§ **Work to do**
Write out the listing below in full and exactly, leaving out every picture.

^^^^

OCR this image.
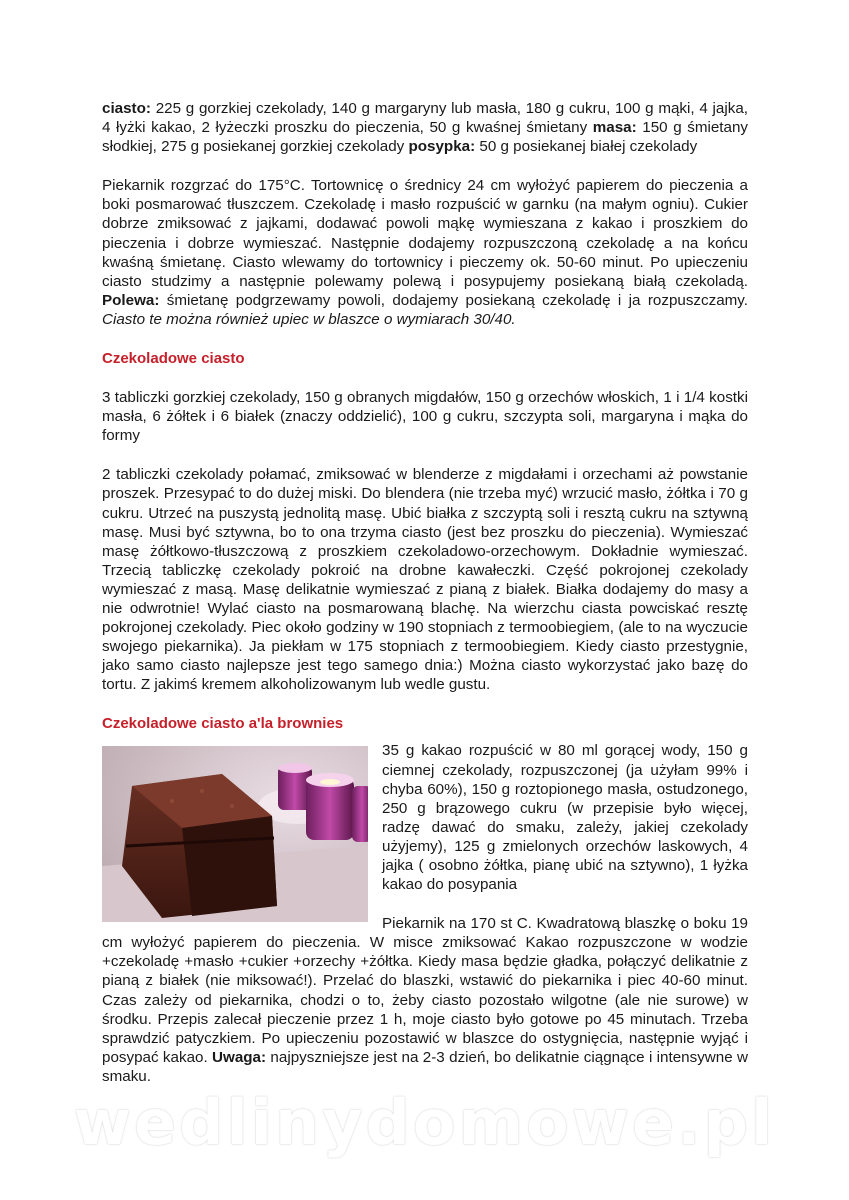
ciasto: 225 g gorzkiej czekolady, 140 g margaryny lub masła, 180 g cukru, 100 g mąki, 4 jajka, 4 łyżki kakao, 2 łyżeczki proszku do pieczenia, 50 g kwaśnej śmietany masa: 150 g śmietany słodkiej, 275 g posiekanej gorzkiej czekolady posypka: 50 g posiekanej białej czekolady

Piekarnik rozgrzać do 175°C. Tortownicę o średnicy 24 cm wyłożyć papierem do pieczenia a boki posmarować tłuszczem. Czekoladę i masło rozpuścić w garnku (na małym ogniu). Cukier dobrze zmiksować z jajkami, dodawać powoli mąkę wymieszana z kakao i proszkiem do pieczenia i dobrze wymieszać. Następnie dodajemy rozpuszczoną czekoladę a na końcu kwaśną śmietanę. Ciasto wlewamy do tortownicy i pieczemy ok. 50-60 minut. Po upieczeniu ciasto studzimy a następnie polewamy polewą i posypujemy posiekaną białą czekoladą. Polewa: śmietanę podgrzewamy powoli, dodajemy posiekaną czekoladę i ja rozpuszczamy. Ciasto te można również upiec w blaszce o wymiarach 30/40.

Czekoladowe ciasto

3 tabliczki gorzkiej czekolady, 150 g obranych migdałów, 150 g orzechów włoskich, 1 i 1/4 kostki masła, 6 żółtek i 6 białek (znaczy oddzielić), 100 g cukru, szczypta soli, margaryna i mąka do formy

2 tabliczki czekolady połamać, zmiksować w blenderze z migdałami i orzechami aż powstanie proszek. Przesypać to do dużej miski. Do blendera (nie trzeba myć) wrzucić masło, żółtka i 70 g cukru. Utrzeć na puszystą jednolitą masę. Ubić białka z szczyptą soli i resztą cukru na sztywną masę. Musi być sztywna, bo to ona trzyma ciasto (jest bez proszku do pieczenia). Wymieszać masę żółtkowo-tłuszczową z proszkiem czekoladowo-orzechowym. Dokładnie wymieszać. Trzecią tabliczkę czekolady pokroić na drobne kawałeczki. Część pokrojonej czekolady wymieszać z masą. Masę delikatnie wymieszać z pianą z białek. Białka dodajemy do masy a nie odwrotnie! Wylać ciasto na posmarowaną blachę. Na wierzchu ciasta powciskać resztę pokrojonej czekolady. Piec około godziny w 190 stopniach z termoobiegiem, (ale to na wyczucie swojego piekarnika). Ja piekłam w 175 stopniach z termoobiegiem. Kiedy ciasto przestygnie, jako samo ciasto najlepsze jest tego samego dnia:) Można ciasto wykorzystać jako bazę do tortu. Z jakimś kremem alkoholizowanym lub wedle gustu.

Czekoladowe ciasto a'la brownies

35 g kakao rozpuścić w 80 ml gorącej wody, 150 g ciemnej czekolady, rozpuszczonej (ja użyłam 99% i chyba 60%), 150 g roztopionego masła, ostudzonego, 250 g brązowego cukru (w przepisie było więcej, radzę dawać do smaku, zależy, jakiej czekolady użyjemy), 125 g zmielonych orzechów laskowych, 4 jajka ( osobno żółtka, pianę ubić na sztywno), 1 łyżka kakao do posypania

Piekarnik na 170 st C. Kwadratową blaszkę o boku 19 cm wyłożyć papierem do pieczenia. W misce zmiksować Kakao rozpuszczone w wodzie +czekoladę +masło +cukier +orzechy +żółtka. Kiedy masa będzie gładka, połączyć delikatnie z pianą z białek (nie miksować!). Przelać do blaszki, wstawić do piekarnika i piec 40-60 minut. Czas zależy od piekarnika, chodzi o to, żeby ciasto pozostało wilgotne (ale nie surowe) w środku. Przepis zalecał pieczenie przez 1 h, moje ciasto było gotowe po 45 minutach. Trzeba sprawdzić patyczkiem. Po upieczeniu pozostawić w blaszce do ostygnięcia, następnie wyjąć i posypać kakao. Uwaga: najpyszniejsze jest na 2-3 dzień, bo delikatnie ciągnące i intensywne w smaku.

wedlinydomowe.pl
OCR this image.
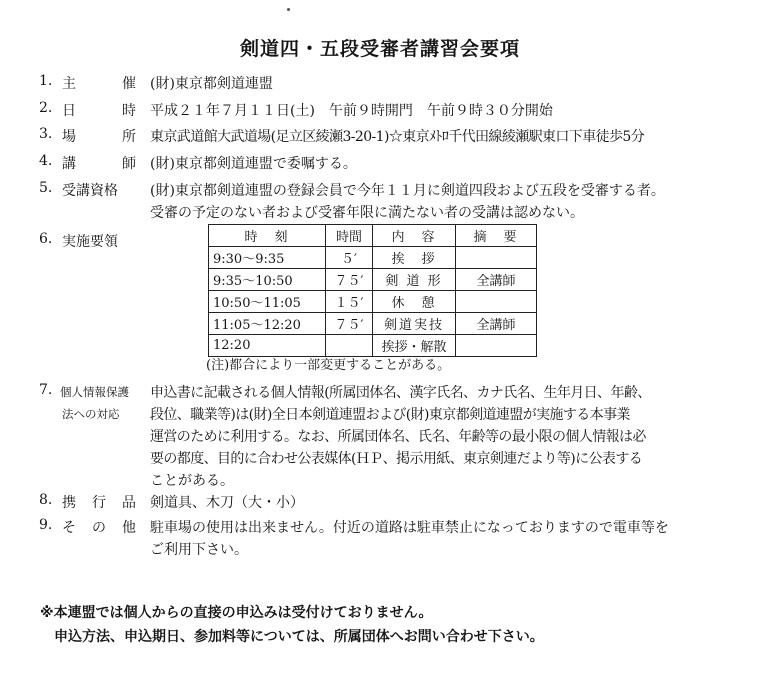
剣道四・五段受審者講習会要項
1. 主	催 (財)東京都剣道連盟
2. 日	時 平成２１年７月１１日(土)　午前９時開門　午前９時３０分開始
3. 場	所 東京武道館大武道場(足立区綾瀬3-20-1)☆東京ﾒﾄﾛ千代田線綾瀬駅東口下車徒歩5分
4. 講	師 (財)東京都剣道連盟で委嘱する。
5. 受講資格 (財)東京都剣道連盟の登録会員で今年１１月に剣道四段および五段を受審する者。
受審の予定のない者および受審年限に満たない者の受講は認めない。
6. 実施要領	時　刻	時間	内　容	摘　要
9:30〜9:35	５′	挨　拶	
9:35〜10:50	７５′	剣 道 形	全講師
10:50〜11:05	１５′	休　憩	
11:05〜12:20	７５′	剣道実技	全講師
12:20		挨拶・解散	
(注)都合により一部変更することがある。
7. 個人情報保護
法への対応
申込書に記載される個人情報(所属団体名、漢字氏名、カナ氏名、生年月日、年齢、
段位、職業等)は(財)全日本剣道連盟および(財)東京都剣道連盟が実施する本事業
運営のために利用する。なお、所属団体名、氏名、年齢等の最小限の個人情報は必
要の都度、目的に合わせ公表媒体(ＨＰ、掲示用紙、東京剣連だより等)に公表する
ことがある。
8. 携 行 品 剣道具、木刀（大・小）
9. そ の 他 駐車場の使用は出来ません。付近の道路は駐車禁止になっておりますので電車等を
ご利用下さい。
※本連盟では個人からの直接の申込みは受付けておりません。
申込方法、申込期日、参加料等については、所属団体へお問い合わせ下さい。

^^^^

§ **The reply**
OCR this image.
ciasto: 225 g gorzkiej czekolady, 140 g margaryny lub masła, 180 g cukru, 100 g mąki, 4 jajka, 4 łyżki kakao, 2 łyżeczki proszku do pieczenia, 50 g kwaśnej śmietany masa: 150 g śmietany słodkiej, 275 g posiekanej gorzkiej czekolady posypka: 50 g posiekanej białej czekolady

Piekarnik rozgrzać do 175°C. Tortownicę o średnicy 24 cm wyłożyć papierem do pieczenia a boki posmarować tłuszczem. Czekoladę i masło rozpuścić w garnku (na małym ogniu). Cukier dobrze zmiksować z jajkami, dodawać powoli mąkę wymieszana z kakao i proszkiem do pieczenia i dobrze wymieszać. Następnie dodajemy rozpuszczoną czekoladę a na końcu kwaśną śmietanę. Ciasto wlewamy do tortownicy i pieczemy ok. 50-60 minut. Po upieczeniu ciasto studzimy a następnie polewamy polewą i posypujemy posiekaną białą czekoladą. Polewa: śmietanę podgrzewamy powoli, dodajemy posiekaną czekoladę i ja rozpuszczamy. Ciasto te można również upiec w blaszce o wymiarach 30/40.

Czekoladowe ciasto

3 tabliczki gorzkiej czekolady, 150 g obranych migdałów, 150 g orzechów włoskich, 1 i 1/4 kostki masła, 6 żółtek i 6 białek (znaczy oddzielić), 100 g cukru, szczypta soli, margaryna i mąka do formy

2 tabliczki czekolady połamać, zmiksować w blenderze z migdałami i orzechami aż powstanie proszek. Przesypać to do dużej miski. Do blendera (nie trzeba myć) wrzucić masło, żółtka i 70 g cukru. Utrzeć na puszystą jednolitą masę. Ubić białka z szczyptą soli i resztą cukru na sztywną masę. Musi być sztywna, bo to ona trzyma ciasto (jest bez proszku do pieczenia). Wymieszać masę żółtkowo-tłuszczową z proszkiem czekoladowo-orzechowym. Dokładnie wymieszać. Trzecią tabliczkę czekolady pokroić na drobne kawałeczki. Część pokrojonej czekolady wymieszać z masą. Masę delikatnie wymieszać z pianą z białek. Białka dodajemy do masy a nie odwrotnie! Wylać ciasto na posmarowaną blachę. Na wierzchu ciasta powciskać resztę pokrojonej czekolady. Piec około godziny w 190 stopniach z termoobiegiem, (ale to na wyczucie swojego piekarnika). Ja piekłam w 175 stopniach z termoobiegiem. Kiedy ciasto przestygnie, jako samo ciasto najlepsze jest tego samego dnia:) Można ciasto wykorzystać jako bazę do tortu. Z jakimś kremem alkoholizowanym lub wedle gustu.

Czekoladowe ciasto a'la brownies

35 g kakao rozpuścić w 80 ml gorącej wody, 150 g ciemnej czekolady, rozpuszczonej (ja użyłam 99% i chyba 60%), 150 g roztopionego masła, ostudzonego, 250 g brązowego cukru (w przepisie było więcej, radzę dawać do smaku, zależy, jakiej czekolady użyjemy), 125 g zmielonych orzechów laskowych, 4 jajka ( osobno żółtka, pianę ubić na sztywno), 1 łyżka kakao do posypania

Piekarnik na 170 st C. Kwadratową blaszkę o boku 19 cm wyłożyć papierem do pieczenia. W misce zmiksować Kakao rozpuszczone w wodzie +czekoladę +masło +cukier +orzechy +żółtka. Kiedy masa będzie gładka, połączyć delikatnie z pianą z białek (nie miksować!). Przelać do blaszki, wstawić do piekarnika i piec 40-60 minut. Czas zależy od piekarnika, chodzi o to, żeby ciasto pozostało wilgotne (ale nie surowe) w środku. Przepis zalecał pieczenie przez 1 h, moje ciasto było gotowe po 45 minutach. Trzeba sprawdzić patyczkiem. Po upieczeniu pozostawić w blaszce do ostygnięcia, następnie wyjąć i posypać kakao. Uwaga: najpyszniejsze jest na 2-3 dzień, bo delikatnie ciągnące i intensywne w smaku.

wedlinydomowe.pl
OCR this image.
剣道四・五段受審者講習会要項
1. 主	催 (財)東京都剣道連盟
2. 日	時 平成２１年７月１１日(土)　午前９時開門　午前９時３０分開始
3. 場	所 東京武道館大武道場(足立区綾瀬3-20-1)☆東京ﾒﾄﾛ千代田線綾瀬駅東口下車徒歩5分
4. 講	師 (財)東京都剣道連盟で委嘱する。
5. 受講資格 (財)東京都剣道連盟の登録会員で今年１１月に剣道四段および五段を受審する者。
受審の予定のない者および受審年限に満たない者の受講は認めない。
6. 実施要領	時　刻	時間	内　容	摘　要
9:30〜9:35	５′	挨　拶	
9:35〜10:50	７５′	剣 道 形	全講師
10:50〜11:05	１５′	休　憩	
11:05〜12:20	７５′	剣道実技	全講師
12:20		挨拶・解散	
(注)都合により一部変更することがある。
7. 個人情報保護
法への対応
申込書に記載される個人情報(所属団体名、漢字氏名、カナ氏名、生年月日、年齢、
段位、職業等)は(財)全日本剣道連盟および(財)東京都剣道連盟が実施する本事業
運営のために利用する。なお、所属団体名、氏名、年齢等の最小限の個人情報は必
要の都度、目的に合わせ公表媒体(ＨＰ、掲示用紙、東京剣連だより等)に公表する
ことがある。
8. 携 行 品 剣道具、木刀（大・小）
9. そ の 他 駐車場の使用は出来ません。付近の道路は駐車禁止になっておりますので電車等を
ご利用下さい。
※本連盟では個人からの直接の申込みは受付けておりません。
申込方法、申込期日、参加料等については、所属団体へお問い合わせ下さい。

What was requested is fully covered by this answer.